WHAT IS NEEDED.
The lines to extract start at the one containing "Type out the text in this image." and end with the last line; give them exactly and nothing more.

RECORDS FOR PROCESSING.
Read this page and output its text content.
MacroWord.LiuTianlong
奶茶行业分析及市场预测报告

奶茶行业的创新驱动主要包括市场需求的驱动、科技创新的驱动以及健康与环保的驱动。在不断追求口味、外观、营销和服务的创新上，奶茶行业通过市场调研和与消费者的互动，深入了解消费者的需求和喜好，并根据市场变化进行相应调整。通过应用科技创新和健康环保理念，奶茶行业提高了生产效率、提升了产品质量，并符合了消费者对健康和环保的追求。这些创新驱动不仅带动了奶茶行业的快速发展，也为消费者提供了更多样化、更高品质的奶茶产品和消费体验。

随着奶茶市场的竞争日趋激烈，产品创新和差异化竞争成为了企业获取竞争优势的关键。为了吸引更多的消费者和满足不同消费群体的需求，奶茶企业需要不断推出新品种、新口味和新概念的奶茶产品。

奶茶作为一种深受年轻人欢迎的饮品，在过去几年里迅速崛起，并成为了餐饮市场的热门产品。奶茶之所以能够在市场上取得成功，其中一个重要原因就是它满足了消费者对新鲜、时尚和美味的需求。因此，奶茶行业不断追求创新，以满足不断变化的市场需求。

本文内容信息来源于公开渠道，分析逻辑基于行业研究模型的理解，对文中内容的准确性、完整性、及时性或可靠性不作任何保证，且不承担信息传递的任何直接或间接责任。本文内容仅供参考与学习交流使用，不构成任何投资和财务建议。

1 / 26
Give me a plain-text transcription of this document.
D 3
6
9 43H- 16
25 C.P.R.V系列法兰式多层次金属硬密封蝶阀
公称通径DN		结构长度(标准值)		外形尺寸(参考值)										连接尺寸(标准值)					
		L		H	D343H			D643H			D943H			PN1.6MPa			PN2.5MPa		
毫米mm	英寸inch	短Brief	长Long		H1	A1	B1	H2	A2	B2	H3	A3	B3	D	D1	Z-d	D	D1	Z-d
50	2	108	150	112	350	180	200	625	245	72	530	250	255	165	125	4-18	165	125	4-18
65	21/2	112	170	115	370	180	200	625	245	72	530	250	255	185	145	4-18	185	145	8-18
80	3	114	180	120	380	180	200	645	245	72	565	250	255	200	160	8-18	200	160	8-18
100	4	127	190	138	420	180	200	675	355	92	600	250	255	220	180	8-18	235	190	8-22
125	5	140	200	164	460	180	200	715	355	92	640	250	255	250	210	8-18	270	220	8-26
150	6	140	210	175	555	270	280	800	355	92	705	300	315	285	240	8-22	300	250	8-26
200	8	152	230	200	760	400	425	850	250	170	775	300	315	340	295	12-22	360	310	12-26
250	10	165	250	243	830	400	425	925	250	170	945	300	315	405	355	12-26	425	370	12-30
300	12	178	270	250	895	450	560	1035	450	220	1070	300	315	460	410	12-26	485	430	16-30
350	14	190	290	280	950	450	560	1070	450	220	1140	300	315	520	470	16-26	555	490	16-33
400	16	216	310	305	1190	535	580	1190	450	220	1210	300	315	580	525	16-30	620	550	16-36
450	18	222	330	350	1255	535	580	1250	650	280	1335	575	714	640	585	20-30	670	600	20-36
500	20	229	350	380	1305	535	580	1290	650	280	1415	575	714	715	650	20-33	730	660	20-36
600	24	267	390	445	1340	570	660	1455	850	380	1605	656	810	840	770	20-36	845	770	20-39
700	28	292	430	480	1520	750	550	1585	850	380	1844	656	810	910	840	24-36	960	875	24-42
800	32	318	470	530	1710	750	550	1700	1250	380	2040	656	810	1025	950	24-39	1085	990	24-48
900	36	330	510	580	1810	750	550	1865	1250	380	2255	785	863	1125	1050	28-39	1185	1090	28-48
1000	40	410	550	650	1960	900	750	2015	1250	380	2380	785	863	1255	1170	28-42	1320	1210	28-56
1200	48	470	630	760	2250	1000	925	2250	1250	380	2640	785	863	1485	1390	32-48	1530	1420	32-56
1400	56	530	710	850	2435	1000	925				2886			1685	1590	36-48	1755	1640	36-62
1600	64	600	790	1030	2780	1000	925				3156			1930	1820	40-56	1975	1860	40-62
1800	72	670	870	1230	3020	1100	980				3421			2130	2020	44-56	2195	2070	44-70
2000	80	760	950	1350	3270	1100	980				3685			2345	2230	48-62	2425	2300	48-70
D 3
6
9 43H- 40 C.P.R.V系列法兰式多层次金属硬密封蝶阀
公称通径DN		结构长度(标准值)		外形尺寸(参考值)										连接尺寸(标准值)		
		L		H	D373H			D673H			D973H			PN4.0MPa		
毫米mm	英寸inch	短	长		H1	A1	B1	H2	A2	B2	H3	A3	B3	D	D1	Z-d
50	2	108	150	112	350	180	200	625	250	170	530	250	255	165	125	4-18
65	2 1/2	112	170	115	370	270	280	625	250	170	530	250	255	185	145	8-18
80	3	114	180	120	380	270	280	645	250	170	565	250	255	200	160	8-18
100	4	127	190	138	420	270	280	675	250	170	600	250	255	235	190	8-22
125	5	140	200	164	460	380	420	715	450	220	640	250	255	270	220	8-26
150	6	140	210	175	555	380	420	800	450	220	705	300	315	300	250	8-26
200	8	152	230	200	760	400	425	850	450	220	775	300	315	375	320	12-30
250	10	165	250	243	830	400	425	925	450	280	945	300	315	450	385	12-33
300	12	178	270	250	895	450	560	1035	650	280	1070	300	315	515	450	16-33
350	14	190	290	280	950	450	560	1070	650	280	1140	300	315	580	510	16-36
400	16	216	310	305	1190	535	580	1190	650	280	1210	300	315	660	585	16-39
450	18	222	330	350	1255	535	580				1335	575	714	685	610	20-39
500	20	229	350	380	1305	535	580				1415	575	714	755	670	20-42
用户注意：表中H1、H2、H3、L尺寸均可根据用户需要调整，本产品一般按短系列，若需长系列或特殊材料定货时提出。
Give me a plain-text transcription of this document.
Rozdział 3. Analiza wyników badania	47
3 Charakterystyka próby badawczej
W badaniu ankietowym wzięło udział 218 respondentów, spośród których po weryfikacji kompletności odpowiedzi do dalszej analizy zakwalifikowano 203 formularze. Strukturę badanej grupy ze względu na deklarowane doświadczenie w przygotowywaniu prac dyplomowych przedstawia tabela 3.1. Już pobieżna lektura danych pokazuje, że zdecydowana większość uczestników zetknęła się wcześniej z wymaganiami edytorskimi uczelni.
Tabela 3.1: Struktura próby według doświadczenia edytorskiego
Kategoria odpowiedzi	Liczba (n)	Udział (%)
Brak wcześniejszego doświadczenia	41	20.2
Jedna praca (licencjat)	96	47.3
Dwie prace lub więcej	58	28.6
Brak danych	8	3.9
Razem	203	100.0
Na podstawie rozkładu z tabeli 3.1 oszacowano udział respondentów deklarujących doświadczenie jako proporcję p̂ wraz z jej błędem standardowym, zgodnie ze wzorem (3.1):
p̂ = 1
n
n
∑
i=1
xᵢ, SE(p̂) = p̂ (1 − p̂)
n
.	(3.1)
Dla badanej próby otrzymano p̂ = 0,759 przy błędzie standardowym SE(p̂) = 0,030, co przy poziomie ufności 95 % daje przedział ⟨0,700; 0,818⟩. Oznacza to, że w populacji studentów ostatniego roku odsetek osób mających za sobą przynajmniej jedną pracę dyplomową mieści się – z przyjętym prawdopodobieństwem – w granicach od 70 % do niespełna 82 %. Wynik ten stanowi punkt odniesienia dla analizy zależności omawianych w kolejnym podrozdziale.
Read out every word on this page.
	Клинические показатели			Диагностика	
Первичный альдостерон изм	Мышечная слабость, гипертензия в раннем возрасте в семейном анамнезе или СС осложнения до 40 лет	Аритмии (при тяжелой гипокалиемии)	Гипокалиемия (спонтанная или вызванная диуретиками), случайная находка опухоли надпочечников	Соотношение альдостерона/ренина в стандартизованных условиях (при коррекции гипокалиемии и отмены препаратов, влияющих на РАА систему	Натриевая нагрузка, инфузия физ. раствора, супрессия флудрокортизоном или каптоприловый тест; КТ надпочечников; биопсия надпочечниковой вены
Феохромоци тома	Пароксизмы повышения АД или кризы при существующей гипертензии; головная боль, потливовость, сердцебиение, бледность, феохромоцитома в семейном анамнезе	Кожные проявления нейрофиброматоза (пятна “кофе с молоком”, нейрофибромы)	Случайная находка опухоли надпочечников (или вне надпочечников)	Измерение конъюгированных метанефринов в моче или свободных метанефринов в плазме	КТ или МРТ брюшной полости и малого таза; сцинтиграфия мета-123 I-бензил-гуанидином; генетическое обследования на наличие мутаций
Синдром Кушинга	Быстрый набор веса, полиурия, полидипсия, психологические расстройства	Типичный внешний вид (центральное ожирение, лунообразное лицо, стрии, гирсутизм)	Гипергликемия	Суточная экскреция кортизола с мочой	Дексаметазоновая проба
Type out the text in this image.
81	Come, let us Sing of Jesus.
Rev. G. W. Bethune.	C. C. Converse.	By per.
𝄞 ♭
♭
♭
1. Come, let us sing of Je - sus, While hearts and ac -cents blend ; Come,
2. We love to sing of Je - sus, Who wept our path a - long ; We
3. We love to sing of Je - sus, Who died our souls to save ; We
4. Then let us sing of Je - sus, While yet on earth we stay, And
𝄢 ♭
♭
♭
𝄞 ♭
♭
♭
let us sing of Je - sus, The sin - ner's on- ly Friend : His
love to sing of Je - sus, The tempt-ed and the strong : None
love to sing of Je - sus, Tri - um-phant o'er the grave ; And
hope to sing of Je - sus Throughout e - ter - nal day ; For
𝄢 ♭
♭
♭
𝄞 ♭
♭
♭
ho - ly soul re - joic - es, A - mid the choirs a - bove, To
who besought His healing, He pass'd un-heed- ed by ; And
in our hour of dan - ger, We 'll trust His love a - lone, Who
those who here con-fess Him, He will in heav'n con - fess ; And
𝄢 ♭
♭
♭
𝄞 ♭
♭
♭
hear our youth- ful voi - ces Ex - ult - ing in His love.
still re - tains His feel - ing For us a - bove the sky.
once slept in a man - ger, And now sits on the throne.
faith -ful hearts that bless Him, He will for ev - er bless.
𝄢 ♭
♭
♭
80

RESULT OF THIS TASK.
Type out the text in this image.
81	Come, let us Sing of Jesus.
Rev. G. W. Bethune.	C. C. Converse.	By per.
𝄞 ♭
♭
♭
1. Come, let us sing of Je - sus, While hearts and ac -cents blend ; Come,
2. We love to sing of Je - sus, Who wept our path a - long ; We
3. We love to sing of Je - sus, Who died our souls to save ; We
4. Then let us sing of Je - sus, While yet on earth we stay, And
𝄢 ♭
♭
♭
𝄞 ♭
♭
♭
let us sing of Je - sus, The sin - ner's on- ly Friend : His
love to sing of Je - sus, The tempt-ed and the strong : None
love to sing of Je - sus, Tri - um-phant o'er the grave ; And
hope to sing of Je - sus Throughout e - ter - nal day ; For
𝄢 ♭
♭
♭
𝄞 ♭
♭
♭
ho - ly soul re - joic - es, A - mid the choirs a - bove, To
who besought His healing, He pass'd un-heed- ed by ; And
in our hour of dan - ger, We 'll trust His love a - lone, Who
those who here con-fess Him, He will in heav'n con - fess ; And
𝄢 ♭
♭
♭
𝄞 ♭
♭
♭
hear our youth- ful voi - ces Ex - ult - ing in His love.
still re - tains His feel - ing For us a - bove the sky.
once slept in a man - ger, And now sits on the throne.
faith -ful hearts that bless Him, He will for ev - er bless.
𝄢 ♭
♭
♭
80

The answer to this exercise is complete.